START

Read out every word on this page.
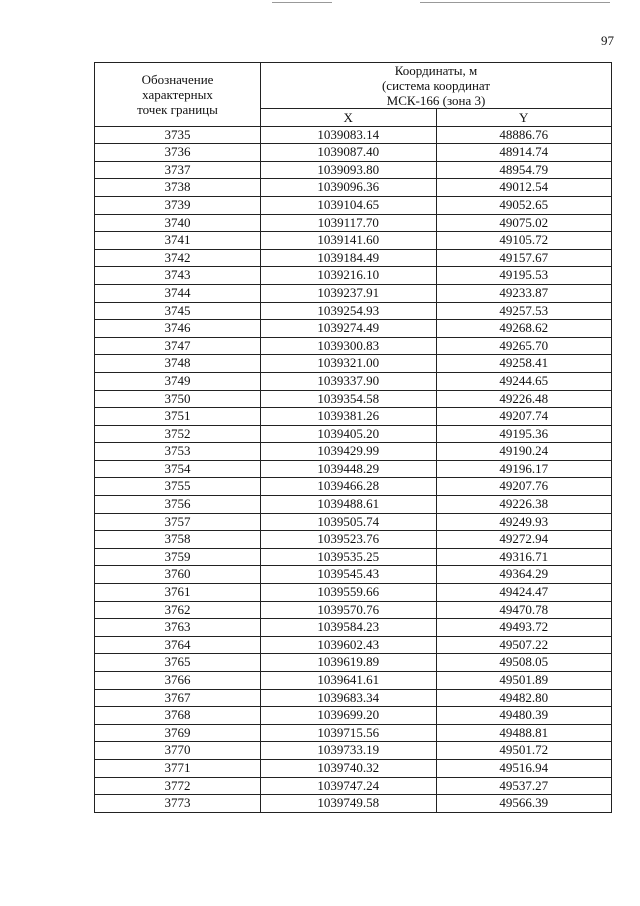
97
Обозначение
характерных
точек границы	Координаты, м
(система координат
МСК-166 (зона 3)	

	X	Y
3735	1039083.14	48886.76
3736	1039087.40	48914.74
3737	1039093.80	48954.79
3738	1039096.36	49012.54
3739	1039104.65	49052.65
3740	1039117.70	49075.02
3741	1039141.60	49105.72
3742	1039184.49	49157.67
3743	1039216.10	49195.53
3744	1039237.91	49233.87
3745	1039254.93	49257.53
3746	1039274.49	49268.62
3747	1039300.83	49265.70
3748	1039321.00	49258.41
3749	1039337.90	49244.65
3750	1039354.58	49226.48
3751	1039381.26	49207.74
3752	1039405.20	49195.36
3753	1039429.99	49190.24
3754	1039448.29	49196.17
3755	1039466.28	49207.76
3756	1039488.61	49226.38
3757	1039505.74	49249.93
3758	1039523.76	49272.94
3759	1039535.25	49316.71
3760	1039545.43	49364.29
3761	1039559.66	49424.47
3762	1039570.76	49470.78
3763	1039584.23	49493.72
3764	1039602.43	49507.22
3765	1039619.89	49508.05
3766	1039641.61	49501.89
3767	1039683.34	49482.80
3768	1039699.20	49480.39
3769	1039715.56	49488.81
3770	1039733.19	49501.72
3771	1039740.32	49516.94
3772	1039747.24	49537.27
3773	1039749.58	49566.39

END

● Task brief: Reproduce all the entries that precede this task, word for word, minus any pictures.

● Result:
Read out every word on this page.
97
Обозначение
характерных
точек границы	Координаты, м
(система координат
МСК-166 (зона 3)	

	X	Y
3735	1039083.14	48886.76
3736	1039087.40	48914.74
3737	1039093.80	48954.79
3738	1039096.36	49012.54
3739	1039104.65	49052.65
3740	1039117.70	49075.02
3741	1039141.60	49105.72
3742	1039184.49	49157.67
3743	1039216.10	49195.53
3744	1039237.91	49233.87
3745	1039254.93	49257.53
3746	1039274.49	49268.62
3747	1039300.83	49265.70
3748	1039321.00	49258.41
3749	1039337.90	49244.65
3750	1039354.58	49226.48
3751	1039381.26	49207.74
3752	1039405.20	49195.36
3753	1039429.99	49190.24
3754	1039448.29	49196.17
3755	1039466.28	49207.76
3756	1039488.61	49226.38
3757	1039505.74	49249.93
3758	1039523.76	49272.94
3759	1039535.25	49316.71
3760	1039545.43	49364.29
3761	1039559.66	49424.47
3762	1039570.76	49470.78
3763	1039584.23	49493.72
3764	1039602.43	49507.22
3765	1039619.89	49508.05
3766	1039641.61	49501.89
3767	1039683.34	49482.80
3768	1039699.20	49480.39
3769	1039715.56	49488.81
3770	1039733.19	49501.72
3771	1039740.32	49516.94
3772	1039747.24	49537.27
3773	1039749.58	49566.39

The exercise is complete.